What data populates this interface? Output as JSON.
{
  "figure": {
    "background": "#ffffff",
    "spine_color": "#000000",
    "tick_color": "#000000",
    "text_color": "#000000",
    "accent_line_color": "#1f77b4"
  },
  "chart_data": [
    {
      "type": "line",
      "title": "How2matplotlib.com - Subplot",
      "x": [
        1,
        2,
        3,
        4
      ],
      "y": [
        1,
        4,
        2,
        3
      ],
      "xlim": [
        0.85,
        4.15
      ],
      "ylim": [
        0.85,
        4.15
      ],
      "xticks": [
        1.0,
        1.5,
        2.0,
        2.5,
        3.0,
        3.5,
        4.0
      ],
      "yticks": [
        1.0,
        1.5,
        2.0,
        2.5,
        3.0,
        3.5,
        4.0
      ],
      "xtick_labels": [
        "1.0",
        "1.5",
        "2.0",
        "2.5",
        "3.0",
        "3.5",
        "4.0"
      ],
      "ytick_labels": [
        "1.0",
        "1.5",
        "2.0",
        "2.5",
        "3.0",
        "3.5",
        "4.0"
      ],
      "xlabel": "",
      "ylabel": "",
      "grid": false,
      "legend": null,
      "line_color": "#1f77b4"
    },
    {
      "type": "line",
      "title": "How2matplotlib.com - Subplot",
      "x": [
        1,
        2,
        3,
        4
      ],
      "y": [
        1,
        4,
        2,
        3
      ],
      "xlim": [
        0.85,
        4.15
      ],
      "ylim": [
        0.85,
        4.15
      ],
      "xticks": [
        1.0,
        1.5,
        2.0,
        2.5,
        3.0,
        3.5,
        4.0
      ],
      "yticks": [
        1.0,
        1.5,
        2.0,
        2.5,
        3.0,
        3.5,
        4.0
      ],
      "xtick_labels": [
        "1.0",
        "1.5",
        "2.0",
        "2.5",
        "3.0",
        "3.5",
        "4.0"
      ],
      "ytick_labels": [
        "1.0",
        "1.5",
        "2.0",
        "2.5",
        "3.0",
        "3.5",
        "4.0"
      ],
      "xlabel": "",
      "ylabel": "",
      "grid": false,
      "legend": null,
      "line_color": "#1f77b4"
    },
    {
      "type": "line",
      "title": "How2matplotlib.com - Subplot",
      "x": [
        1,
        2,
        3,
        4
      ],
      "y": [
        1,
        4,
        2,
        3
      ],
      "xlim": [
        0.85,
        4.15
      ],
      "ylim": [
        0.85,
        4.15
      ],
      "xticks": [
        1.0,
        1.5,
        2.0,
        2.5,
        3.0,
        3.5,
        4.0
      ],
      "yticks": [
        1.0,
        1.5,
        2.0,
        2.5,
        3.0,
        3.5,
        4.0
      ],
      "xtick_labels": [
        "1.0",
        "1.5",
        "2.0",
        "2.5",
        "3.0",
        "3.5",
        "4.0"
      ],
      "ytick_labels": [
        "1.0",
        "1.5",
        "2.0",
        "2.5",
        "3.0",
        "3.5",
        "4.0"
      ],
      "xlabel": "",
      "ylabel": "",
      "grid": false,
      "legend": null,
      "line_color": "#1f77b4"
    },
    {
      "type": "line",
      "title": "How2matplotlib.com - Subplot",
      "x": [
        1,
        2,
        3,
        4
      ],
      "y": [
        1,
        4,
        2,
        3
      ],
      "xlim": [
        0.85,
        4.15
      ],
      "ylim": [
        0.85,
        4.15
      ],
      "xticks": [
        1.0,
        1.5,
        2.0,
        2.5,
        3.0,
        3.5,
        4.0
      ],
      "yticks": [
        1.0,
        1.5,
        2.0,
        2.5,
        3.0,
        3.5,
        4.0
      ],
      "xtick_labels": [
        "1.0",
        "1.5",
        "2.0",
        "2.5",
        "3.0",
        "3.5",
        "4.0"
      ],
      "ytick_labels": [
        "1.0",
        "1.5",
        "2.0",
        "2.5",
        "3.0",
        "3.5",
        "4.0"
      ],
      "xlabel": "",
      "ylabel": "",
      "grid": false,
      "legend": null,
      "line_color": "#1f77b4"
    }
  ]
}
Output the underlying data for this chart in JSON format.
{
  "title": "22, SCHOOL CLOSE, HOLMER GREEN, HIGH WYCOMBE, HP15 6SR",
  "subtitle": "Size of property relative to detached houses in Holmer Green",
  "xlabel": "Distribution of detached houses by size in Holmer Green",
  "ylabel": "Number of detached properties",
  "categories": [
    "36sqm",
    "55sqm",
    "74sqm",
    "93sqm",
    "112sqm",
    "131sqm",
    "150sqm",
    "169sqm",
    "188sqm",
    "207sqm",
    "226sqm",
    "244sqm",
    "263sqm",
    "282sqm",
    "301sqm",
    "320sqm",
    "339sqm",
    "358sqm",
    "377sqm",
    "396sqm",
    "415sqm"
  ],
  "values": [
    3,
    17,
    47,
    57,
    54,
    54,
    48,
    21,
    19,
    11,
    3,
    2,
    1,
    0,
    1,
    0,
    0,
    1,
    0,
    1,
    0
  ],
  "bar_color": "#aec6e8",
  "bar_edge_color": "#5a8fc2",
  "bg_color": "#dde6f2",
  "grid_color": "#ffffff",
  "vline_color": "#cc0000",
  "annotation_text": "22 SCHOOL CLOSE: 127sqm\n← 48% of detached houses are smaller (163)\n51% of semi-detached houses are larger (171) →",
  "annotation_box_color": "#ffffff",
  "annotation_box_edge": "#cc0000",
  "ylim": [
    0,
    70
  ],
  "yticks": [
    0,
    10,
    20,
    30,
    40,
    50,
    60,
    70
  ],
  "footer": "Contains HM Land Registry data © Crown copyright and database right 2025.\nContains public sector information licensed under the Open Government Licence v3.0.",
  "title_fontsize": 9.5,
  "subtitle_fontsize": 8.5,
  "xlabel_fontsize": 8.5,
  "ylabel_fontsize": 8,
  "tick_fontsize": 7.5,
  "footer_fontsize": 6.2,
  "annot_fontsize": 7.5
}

+===+

WRITTEN INSTRUCTION — Set down all of the entries exactly, please.

EXERCISE OUTPUT —
What data populates this interface? Output as JSON.
{
  "figure": {
    "background": "#ffffff",
    "spine_color": "#000000",
    "tick_color": "#000000",
    "text_color": "#000000",
    "accent_line_color": "#1f77b4"
  },
  "chart_data": [
    {
      "type": "line",
      "title": "How2matplotlib.com - Subplot",
      "x": [
        1,
        2,
        3,
        4
      ],
      "y": [
        1,
        4,
        2,
        3
      ],
      "xlim": [
        0.85,
        4.15
      ],
      "ylim": [
        0.85,
        4.15
      ],
      "xticks": [
        1.0,
        1.5,
        2.0,
        2.5,
        3.0,
        3.5,
        4.0
      ],
      "yticks": [
        1.0,
        1.5,
        2.0,
        2.5,
        3.0,
        3.5,
        4.0
      ],
      "xtick_labels": [
        "1.0",
        "1.5",
        "2.0",
        "2.5",
        "3.0",
        "3.5",
        "4.0"
      ],
      "ytick_labels": [
        "1.0",
        "1.5",
        "2.0",
        "2.5",
        "3.0",
        "3.5",
        "4.0"
      ],
      "xlabel": "",
      "ylabel": "",
      "grid": false,
      "legend": null,
      "line_color": "#1f77b4"
    },
    {
      "type": "line",
      "title": "How2matplotlib.com - Subplot",
      "x": [
        1,
        2,
        3,
        4
      ],
      "y": [
        1,
        4,
        2,
        3
      ],
      "xlim": [
        0.85,
        4.15
      ],
      "ylim": [
        0.85,
        4.15
      ],
      "xticks": [
        1.0,
        1.5,
        2.0,
        2.5,
        3.0,
        3.5,
        4.0
      ],
      "yticks": [
        1.0,
        1.5,
        2.0,
        2.5,
        3.0,
        3.5,
        4.0
      ],
      "xtick_labels": [
        "1.0",
        "1.5",
        "2.0",
        "2.5",
        "3.0",
        "3.5",
        "4.0"
      ],
      "ytick_labels": [
        "1.0",
        "1.5",
        "2.0",
        "2.5",
        "3.0",
        "3.5",
        "4.0"
      ],
      "xlabel": "",
      "ylabel": "",
      "grid": false,
      "legend": null,
      "line_color": "#1f77b4"
    },
    {
      "type": "line",
      "title": "How2matplotlib.com - Subplot",
      "x": [
        1,
        2,
        3,
        4
      ],
      "y": [
        1,
        4,
        2,
        3
      ],
      "xlim": [
        0.85,
        4.15
      ],
      "ylim": [
        0.85,
        4.15
      ],
      "xticks": [
        1.0,
        1.5,
        2.0,
        2.5,
        3.0,
        3.5,
        4.0
      ],
      "yticks": [
        1.0,
        1.5,
        2.0,
        2.5,
        3.0,
        3.5,
        4.0
      ],
      "xtick_labels": [
        "1.0",
        "1.5",
        "2.0",
        "2.5",
        "3.0",
        "3.5",
        "4.0"
      ],
      "ytick_labels": [
        "1.0",
        "1.5",
        "2.0",
        "2.5",
        "3.0",
        "3.5",
        "4.0"
      ],
      "xlabel": "",
      "ylabel": "",
      "grid": false,
      "legend": null,
      "line_color": "#1f77b4"
    },
    {
      "type": "line",
      "title": "How2matplotlib.com - Subplot",
      "x": [
        1,
        2,
        3,
        4
      ],
      "y": [
        1,
        4,
        2,
        3
      ],
      "xlim": [
        0.85,
        4.15
      ],
      "ylim": [
        0.85,
        4.15
      ],
      "xticks": [
        1.0,
        1.5,
        2.0,
        2.5,
        3.0,
        3.5,
        4.0
      ],
      "yticks": [
        1.0,
        1.5,
        2.0,
        2.5,
        3.0,
        3.5,
        4.0
      ],
      "xtick_labels": [
        "1.0",
        "1.5",
        "2.0",
        "2.5",
        "3.0",
        "3.5",
        "4.0"
      ],
      "ytick_labels": [
        "1.0",
        "1.5",
        "2.0",
        "2.5",
        "3.0",
        "3.5",
        "4.0"
      ],
      "xlabel": "",
      "ylabel": "",
      "grid": false,
      "legend": null,
      "line_color": "#1f77b4"
    }
  ]
}
Output the underlying data for this chart in JSON format.
{
  "title": "22, SCHOOL CLOSE, HOLMER GREEN, HIGH WYCOMBE, HP15 6SR",
  "subtitle": "Size of property relative to detached houses in Holmer Green",
  "xlabel": "Distribution of detached houses by size in Holmer Green",
  "ylabel": "Number of detached properties",
  "categories": [
    "36sqm",
    "55sqm",
    "74sqm",
    "93sqm",
    "112sqm",
    "131sqm",
    "150sqm",
    "169sqm",
    "188sqm",
    "207sqm",
    "226sqm",
    "244sqm",
    "263sqm",
    "282sqm",
    "301sqm",
    "320sqm",
    "339sqm",
    "358sqm",
    "377sqm",
    "396sqm",
    "415sqm"
  ],
  "values": [
    3,
    17,
    47,
    57,
    54,
    54,
    48,
    21,
    19,
    11,
    3,
    2,
    1,
    0,
    1,
    0,
    0,
    1,
    0,
    1,
    0
  ],
  "bar_color": "#aec6e8",
  "bar_edge_color": "#5a8fc2",
  "bg_color": "#dde6f2",
  "grid_color": "#ffffff",
  "vline_color": "#cc0000",
  "annotation_text": "22 SCHOOL CLOSE: 127sqm\n← 48% of detached houses are smaller (163)\n51% of semi-detached houses are larger (171) →",
  "annotation_box_color": "#ffffff",
  "annotation_box_edge": "#cc0000",
  "ylim": [
    0,
    70
  ],
  "yticks": [
    0,
    10,
    20,
    30,
    40,
    50,
    60,
    70
  ],
  "footer": "Contains HM Land Registry data © Crown copyright and database right 2025.\nContains public sector information licensed under the Open Government Licence v3.0.",
  "title_fontsize": 9.5,
  "subtitle_fontsize": 8.5,
  "xlabel_fontsize": 8.5,
  "ylabel_fontsize": 8,
  "tick_fontsize": 7.5,
  "footer_fontsize": 6.2,
  "annot_fontsize": 7.5
}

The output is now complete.